Entries from a dataset
--------------------------------------------------

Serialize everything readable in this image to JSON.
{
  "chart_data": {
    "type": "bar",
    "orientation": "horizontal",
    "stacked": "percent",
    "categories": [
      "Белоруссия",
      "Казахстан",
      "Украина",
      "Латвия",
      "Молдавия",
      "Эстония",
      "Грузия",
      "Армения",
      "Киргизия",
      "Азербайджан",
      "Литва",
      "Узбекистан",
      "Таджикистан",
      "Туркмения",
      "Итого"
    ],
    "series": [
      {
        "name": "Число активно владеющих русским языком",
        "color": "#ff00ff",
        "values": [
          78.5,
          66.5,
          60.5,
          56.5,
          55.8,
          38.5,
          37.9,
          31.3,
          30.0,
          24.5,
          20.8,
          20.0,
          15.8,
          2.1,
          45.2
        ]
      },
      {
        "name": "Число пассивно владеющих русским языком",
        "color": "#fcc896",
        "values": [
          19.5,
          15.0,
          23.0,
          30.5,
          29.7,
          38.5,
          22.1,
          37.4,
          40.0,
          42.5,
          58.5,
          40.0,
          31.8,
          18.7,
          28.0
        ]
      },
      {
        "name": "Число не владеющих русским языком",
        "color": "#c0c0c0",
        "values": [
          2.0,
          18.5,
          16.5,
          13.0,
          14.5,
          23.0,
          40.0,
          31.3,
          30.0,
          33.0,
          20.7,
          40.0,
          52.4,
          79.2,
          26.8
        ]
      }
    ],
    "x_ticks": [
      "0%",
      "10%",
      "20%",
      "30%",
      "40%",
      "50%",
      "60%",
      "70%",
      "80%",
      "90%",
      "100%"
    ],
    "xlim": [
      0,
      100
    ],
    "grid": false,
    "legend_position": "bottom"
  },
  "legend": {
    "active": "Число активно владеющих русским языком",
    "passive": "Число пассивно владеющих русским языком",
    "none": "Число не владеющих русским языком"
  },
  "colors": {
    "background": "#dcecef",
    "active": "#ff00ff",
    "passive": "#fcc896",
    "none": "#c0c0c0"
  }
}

--------------------------------------------------

» EXERCISE: Output the listing above without altering a single character.

» REPLY:
Serialize everything readable in this image to JSON.
{
  "chart_data": {
    "type": "bar",
    "orientation": "horizontal",
    "stacked": "percent",
    "categories": [
      "Белоруссия",
      "Казахстан",
      "Украина",
      "Латвия",
      "Молдавия",
      "Эстония",
      "Грузия",
      "Армения",
      "Киргизия",
      "Азербайджан",
      "Литва",
      "Узбекистан",
      "Таджикистан",
      "Туркмения",
      "Итого"
    ],
    "series": [
      {
        "name": "Число активно владеющих русским языком",
        "color": "#ff00ff",
        "values": [
          78.5,
          66.5,
          60.5,
          56.5,
          55.8,
          38.5,
          37.9,
          31.3,
          30.0,
          24.5,
          20.8,
          20.0,
          15.8,
          2.1,
          45.2
        ]
      },
      {
        "name": "Число пассивно владеющих русским языком",
        "color": "#fcc896",
        "values": [
          19.5,
          15.0,
          23.0,
          30.5,
          29.7,
          38.5,
          22.1,
          37.4,
          40.0,
          42.5,
          58.5,
          40.0,
          31.8,
          18.7,
          28.0
        ]
      },
      {
        "name": "Число не владеющих русским языком",
        "color": "#c0c0c0",
        "values": [
          2.0,
          18.5,
          16.5,
          13.0,
          14.5,
          23.0,
          40.0,
          31.3,
          30.0,
          33.0,
          20.7,
          40.0,
          52.4,
          79.2,
          26.8
        ]
      }
    ],
    "x_ticks": [
      "0%",
      "10%",
      "20%",
      "30%",
      "40%",
      "50%",
      "60%",
      "70%",
      "80%",
      "90%",
      "100%"
    ],
    "xlim": [
      0,
      100
    ],
    "grid": false,
    "legend_position": "bottom"
  },
  "legend": {
    "active": "Число активно владеющих русским языком",
    "passive": "Число пассивно владеющих русским языком",
    "none": "Число не владеющих русским языком"
  },
  "colors": {
    "background": "#dcecef",
    "active": "#ff00ff",
    "passive": "#fcc896",
    "none": "#c0c0c0"
  }
}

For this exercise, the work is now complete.